→ Records to use
=======

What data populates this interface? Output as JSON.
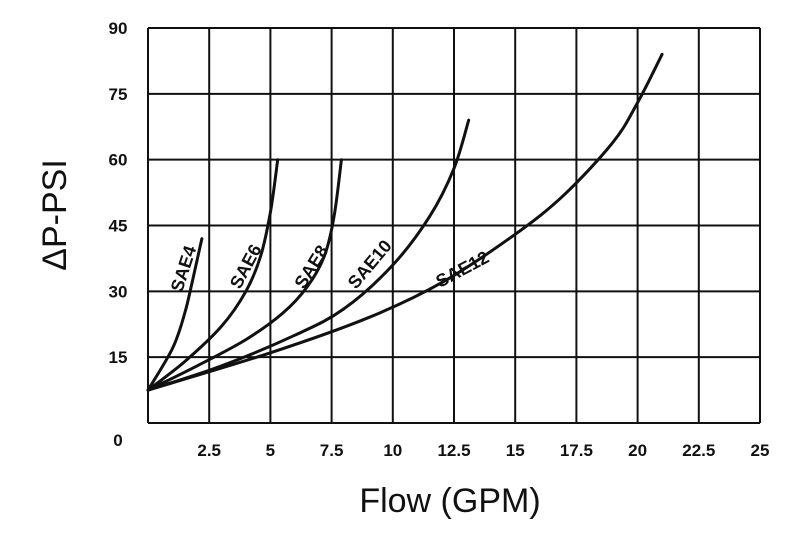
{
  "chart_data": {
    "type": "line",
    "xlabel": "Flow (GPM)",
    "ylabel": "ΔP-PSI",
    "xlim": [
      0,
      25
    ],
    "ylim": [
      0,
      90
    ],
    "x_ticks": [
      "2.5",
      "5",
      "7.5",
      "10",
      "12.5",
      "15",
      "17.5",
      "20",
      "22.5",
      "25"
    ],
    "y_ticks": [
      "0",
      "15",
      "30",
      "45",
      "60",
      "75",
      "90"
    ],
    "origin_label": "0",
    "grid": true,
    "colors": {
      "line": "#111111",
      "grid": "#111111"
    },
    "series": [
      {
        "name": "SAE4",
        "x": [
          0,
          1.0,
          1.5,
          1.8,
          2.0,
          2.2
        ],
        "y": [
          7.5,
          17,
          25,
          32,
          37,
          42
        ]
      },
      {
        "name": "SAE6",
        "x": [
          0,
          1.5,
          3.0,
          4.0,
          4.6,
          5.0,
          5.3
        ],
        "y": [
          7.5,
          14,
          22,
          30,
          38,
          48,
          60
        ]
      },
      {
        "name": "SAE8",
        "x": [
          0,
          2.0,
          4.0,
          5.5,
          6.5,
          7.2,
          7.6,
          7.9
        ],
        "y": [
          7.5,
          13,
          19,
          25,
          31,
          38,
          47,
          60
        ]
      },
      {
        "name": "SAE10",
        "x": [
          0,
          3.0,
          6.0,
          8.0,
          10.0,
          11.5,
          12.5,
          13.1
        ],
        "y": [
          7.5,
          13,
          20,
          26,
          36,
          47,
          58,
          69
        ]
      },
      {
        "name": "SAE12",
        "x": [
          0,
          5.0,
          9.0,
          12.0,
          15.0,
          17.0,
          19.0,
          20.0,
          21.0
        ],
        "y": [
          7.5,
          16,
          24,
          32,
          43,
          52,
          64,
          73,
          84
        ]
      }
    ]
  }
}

=======

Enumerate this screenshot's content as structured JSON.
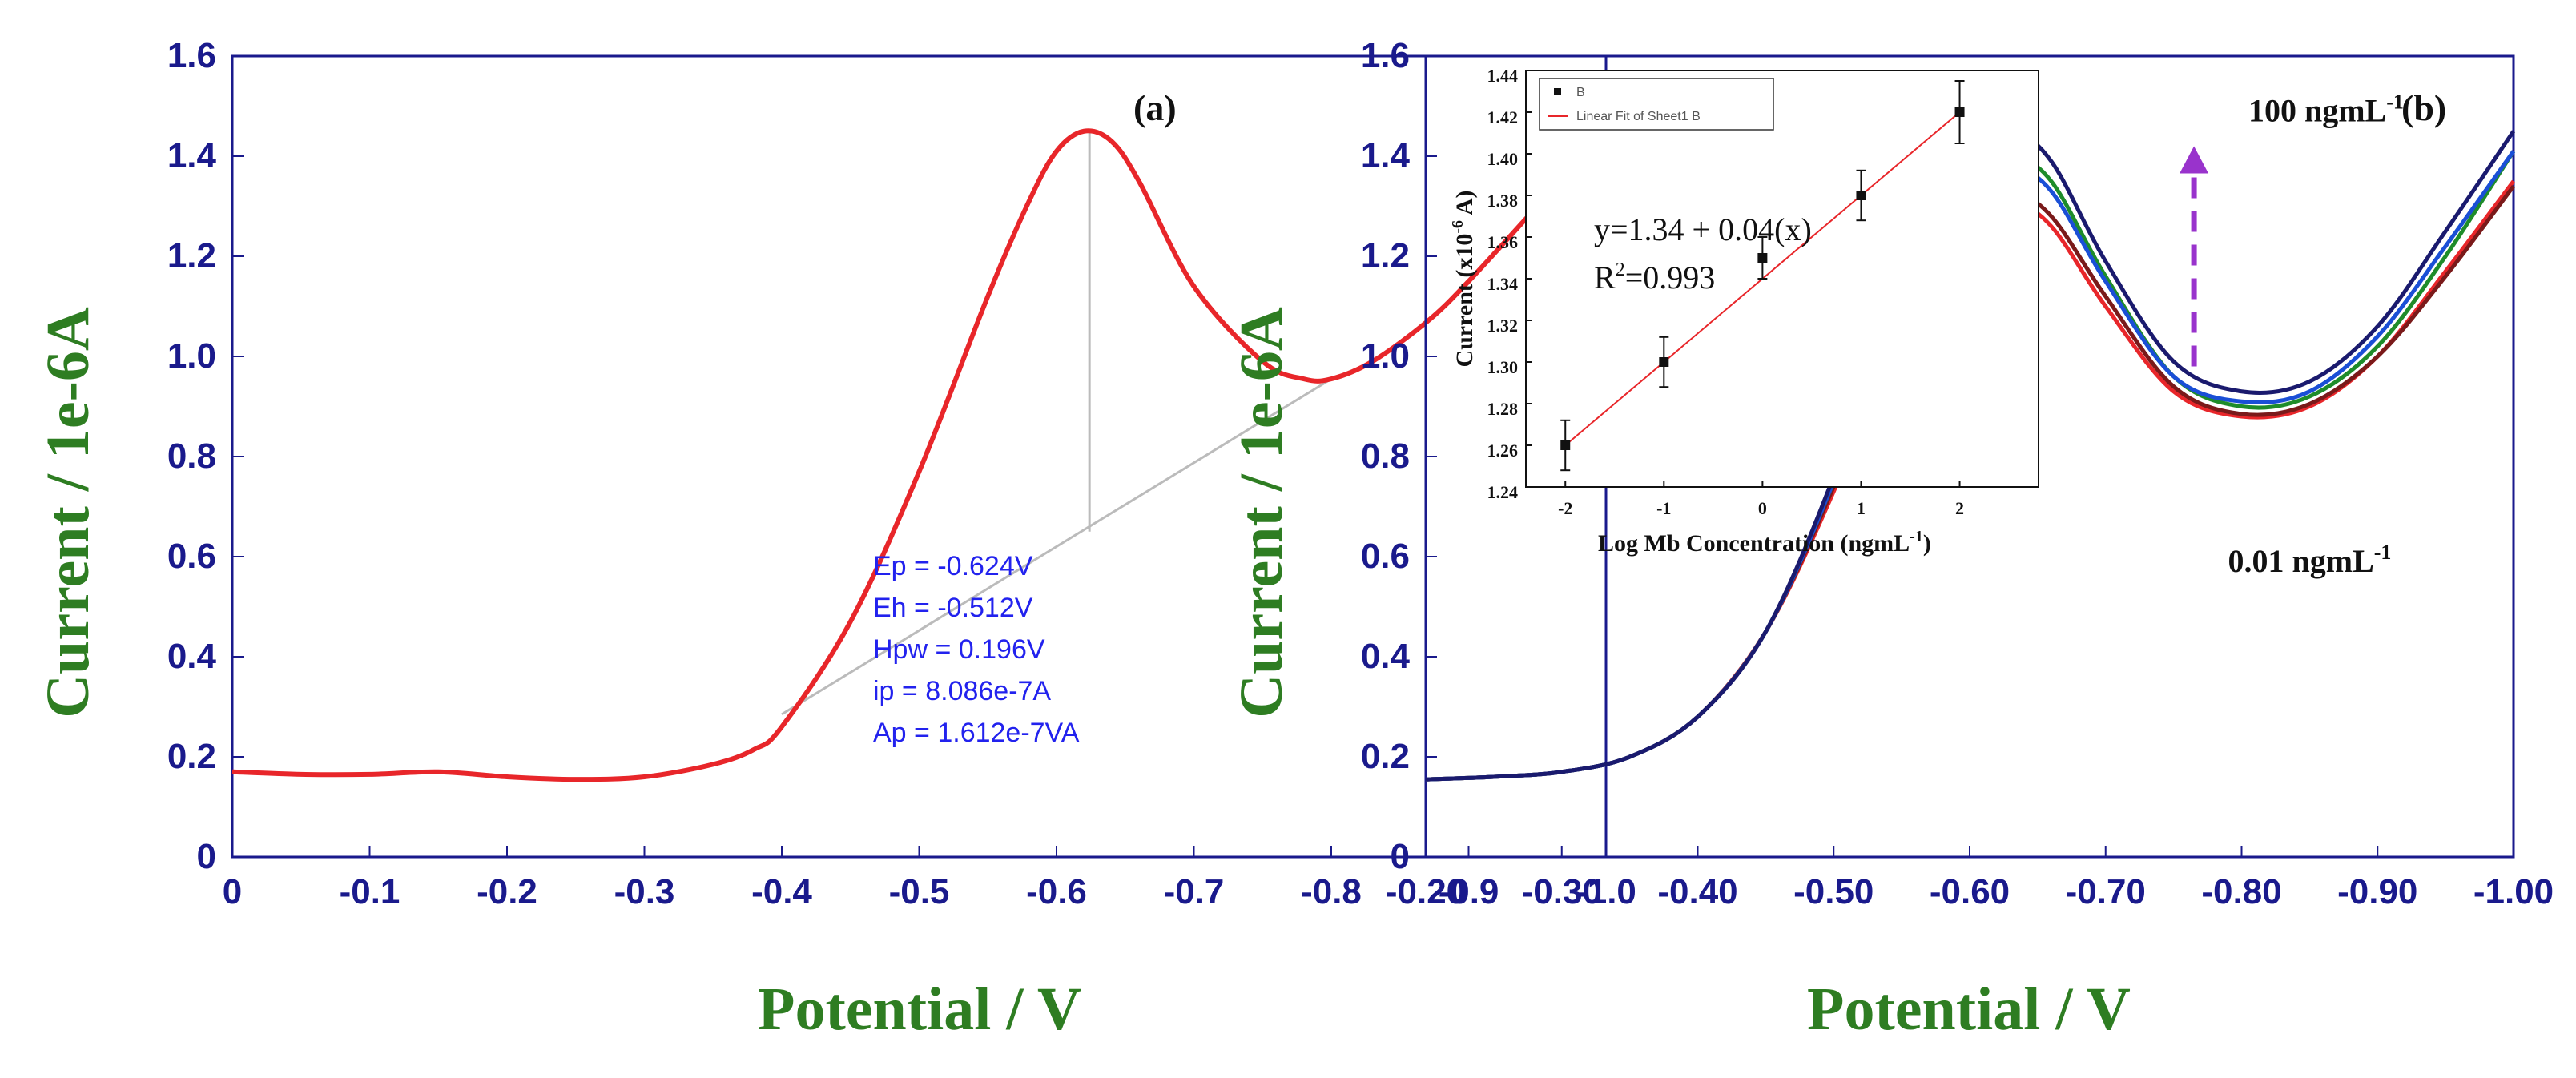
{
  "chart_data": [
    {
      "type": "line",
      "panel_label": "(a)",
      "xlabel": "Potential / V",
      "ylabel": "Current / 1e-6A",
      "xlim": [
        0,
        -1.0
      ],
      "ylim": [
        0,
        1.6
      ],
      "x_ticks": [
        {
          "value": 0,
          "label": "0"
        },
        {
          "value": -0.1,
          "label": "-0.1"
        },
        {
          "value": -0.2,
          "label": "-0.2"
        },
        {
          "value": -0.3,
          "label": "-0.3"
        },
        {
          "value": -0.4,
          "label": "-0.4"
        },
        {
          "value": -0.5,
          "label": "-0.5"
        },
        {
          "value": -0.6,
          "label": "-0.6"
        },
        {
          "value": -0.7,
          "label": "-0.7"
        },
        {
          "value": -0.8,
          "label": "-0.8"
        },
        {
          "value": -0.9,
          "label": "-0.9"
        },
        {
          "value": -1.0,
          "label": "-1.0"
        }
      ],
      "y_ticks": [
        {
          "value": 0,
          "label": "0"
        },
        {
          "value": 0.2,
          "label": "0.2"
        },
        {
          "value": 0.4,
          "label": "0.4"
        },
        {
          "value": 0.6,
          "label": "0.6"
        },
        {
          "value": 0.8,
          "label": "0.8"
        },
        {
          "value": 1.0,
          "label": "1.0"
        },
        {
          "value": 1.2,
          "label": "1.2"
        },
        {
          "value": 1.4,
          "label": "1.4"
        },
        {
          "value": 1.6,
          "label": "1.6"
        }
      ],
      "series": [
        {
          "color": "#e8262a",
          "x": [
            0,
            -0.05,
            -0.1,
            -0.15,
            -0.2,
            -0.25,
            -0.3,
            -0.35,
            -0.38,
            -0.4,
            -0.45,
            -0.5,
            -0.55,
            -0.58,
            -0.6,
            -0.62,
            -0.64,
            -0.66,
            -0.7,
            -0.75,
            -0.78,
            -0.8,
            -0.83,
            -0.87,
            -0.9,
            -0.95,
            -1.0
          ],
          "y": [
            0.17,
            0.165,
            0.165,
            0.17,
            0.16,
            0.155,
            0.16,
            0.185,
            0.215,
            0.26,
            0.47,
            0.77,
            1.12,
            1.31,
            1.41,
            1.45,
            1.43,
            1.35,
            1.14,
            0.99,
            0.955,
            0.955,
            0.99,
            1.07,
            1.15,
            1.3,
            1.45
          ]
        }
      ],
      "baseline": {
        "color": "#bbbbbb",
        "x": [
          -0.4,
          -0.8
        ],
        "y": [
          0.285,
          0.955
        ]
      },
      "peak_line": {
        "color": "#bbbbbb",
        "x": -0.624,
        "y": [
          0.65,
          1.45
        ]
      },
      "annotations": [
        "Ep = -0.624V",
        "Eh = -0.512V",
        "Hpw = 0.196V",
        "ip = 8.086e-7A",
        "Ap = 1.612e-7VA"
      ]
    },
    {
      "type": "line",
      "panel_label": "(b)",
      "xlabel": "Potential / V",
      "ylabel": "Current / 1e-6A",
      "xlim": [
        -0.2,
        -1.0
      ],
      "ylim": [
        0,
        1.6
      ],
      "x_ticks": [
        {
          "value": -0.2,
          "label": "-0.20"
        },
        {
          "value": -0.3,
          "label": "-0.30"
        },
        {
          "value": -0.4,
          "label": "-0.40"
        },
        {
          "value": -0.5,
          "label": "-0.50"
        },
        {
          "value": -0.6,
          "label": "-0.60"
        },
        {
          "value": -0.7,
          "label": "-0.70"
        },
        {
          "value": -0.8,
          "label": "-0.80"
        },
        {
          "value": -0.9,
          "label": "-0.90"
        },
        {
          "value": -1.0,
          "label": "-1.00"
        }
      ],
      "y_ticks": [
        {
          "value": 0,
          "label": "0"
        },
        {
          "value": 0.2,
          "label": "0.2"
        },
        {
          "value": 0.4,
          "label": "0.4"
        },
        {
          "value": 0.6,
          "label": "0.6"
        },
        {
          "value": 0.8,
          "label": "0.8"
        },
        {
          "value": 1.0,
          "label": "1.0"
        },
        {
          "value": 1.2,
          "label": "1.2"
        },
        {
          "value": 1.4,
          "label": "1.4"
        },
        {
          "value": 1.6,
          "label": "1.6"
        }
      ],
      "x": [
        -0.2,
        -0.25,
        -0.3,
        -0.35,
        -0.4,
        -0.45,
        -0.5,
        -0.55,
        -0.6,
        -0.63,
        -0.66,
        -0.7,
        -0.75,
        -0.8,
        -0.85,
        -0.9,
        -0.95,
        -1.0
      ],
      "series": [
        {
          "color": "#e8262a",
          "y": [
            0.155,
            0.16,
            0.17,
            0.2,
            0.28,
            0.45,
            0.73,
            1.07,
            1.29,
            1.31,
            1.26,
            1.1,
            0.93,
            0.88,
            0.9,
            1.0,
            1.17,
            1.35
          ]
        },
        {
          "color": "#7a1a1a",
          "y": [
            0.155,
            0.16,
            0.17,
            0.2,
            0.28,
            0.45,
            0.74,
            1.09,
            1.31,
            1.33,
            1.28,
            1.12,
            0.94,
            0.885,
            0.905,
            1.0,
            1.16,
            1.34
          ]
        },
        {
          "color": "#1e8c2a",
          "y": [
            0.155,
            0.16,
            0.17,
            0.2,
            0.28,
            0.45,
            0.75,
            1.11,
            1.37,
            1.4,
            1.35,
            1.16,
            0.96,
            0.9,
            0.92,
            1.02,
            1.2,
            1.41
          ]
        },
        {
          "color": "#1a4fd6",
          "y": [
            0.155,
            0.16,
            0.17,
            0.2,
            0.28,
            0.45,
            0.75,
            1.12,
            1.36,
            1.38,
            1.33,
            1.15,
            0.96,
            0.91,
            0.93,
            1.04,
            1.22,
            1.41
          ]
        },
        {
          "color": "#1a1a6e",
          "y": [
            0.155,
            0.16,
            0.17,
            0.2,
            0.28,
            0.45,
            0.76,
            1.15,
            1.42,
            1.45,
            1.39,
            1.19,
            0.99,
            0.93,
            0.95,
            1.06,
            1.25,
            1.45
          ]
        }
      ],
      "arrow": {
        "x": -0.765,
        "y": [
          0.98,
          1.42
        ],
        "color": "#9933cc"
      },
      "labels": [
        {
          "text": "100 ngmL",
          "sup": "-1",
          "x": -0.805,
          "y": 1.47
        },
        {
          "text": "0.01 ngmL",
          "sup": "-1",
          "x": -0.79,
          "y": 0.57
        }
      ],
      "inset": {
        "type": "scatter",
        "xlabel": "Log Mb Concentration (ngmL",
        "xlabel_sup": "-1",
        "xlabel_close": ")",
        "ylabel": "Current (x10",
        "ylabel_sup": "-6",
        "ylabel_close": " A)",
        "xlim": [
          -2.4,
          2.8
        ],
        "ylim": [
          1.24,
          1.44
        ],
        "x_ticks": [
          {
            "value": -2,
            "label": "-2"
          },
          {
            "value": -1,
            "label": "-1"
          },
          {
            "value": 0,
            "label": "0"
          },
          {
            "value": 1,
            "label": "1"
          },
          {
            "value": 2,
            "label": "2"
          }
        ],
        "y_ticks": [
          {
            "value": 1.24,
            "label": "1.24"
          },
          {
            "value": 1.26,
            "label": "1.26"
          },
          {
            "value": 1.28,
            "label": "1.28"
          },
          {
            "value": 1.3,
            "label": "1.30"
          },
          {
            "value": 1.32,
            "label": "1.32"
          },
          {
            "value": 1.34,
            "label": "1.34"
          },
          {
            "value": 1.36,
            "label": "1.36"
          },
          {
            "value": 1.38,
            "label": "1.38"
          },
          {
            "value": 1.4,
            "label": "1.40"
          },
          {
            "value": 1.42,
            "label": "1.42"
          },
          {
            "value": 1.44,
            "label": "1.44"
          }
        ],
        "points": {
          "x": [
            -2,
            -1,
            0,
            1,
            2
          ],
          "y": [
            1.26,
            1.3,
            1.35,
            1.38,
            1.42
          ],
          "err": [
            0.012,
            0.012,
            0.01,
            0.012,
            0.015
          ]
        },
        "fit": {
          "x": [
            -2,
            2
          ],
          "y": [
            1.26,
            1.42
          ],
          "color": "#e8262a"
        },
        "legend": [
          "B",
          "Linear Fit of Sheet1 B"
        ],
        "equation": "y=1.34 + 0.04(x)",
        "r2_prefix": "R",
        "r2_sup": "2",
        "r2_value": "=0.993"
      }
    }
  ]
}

=======

→ Directions
Only a number is wanted: how many lines of the material include the word "this".

→ Reply to the task
2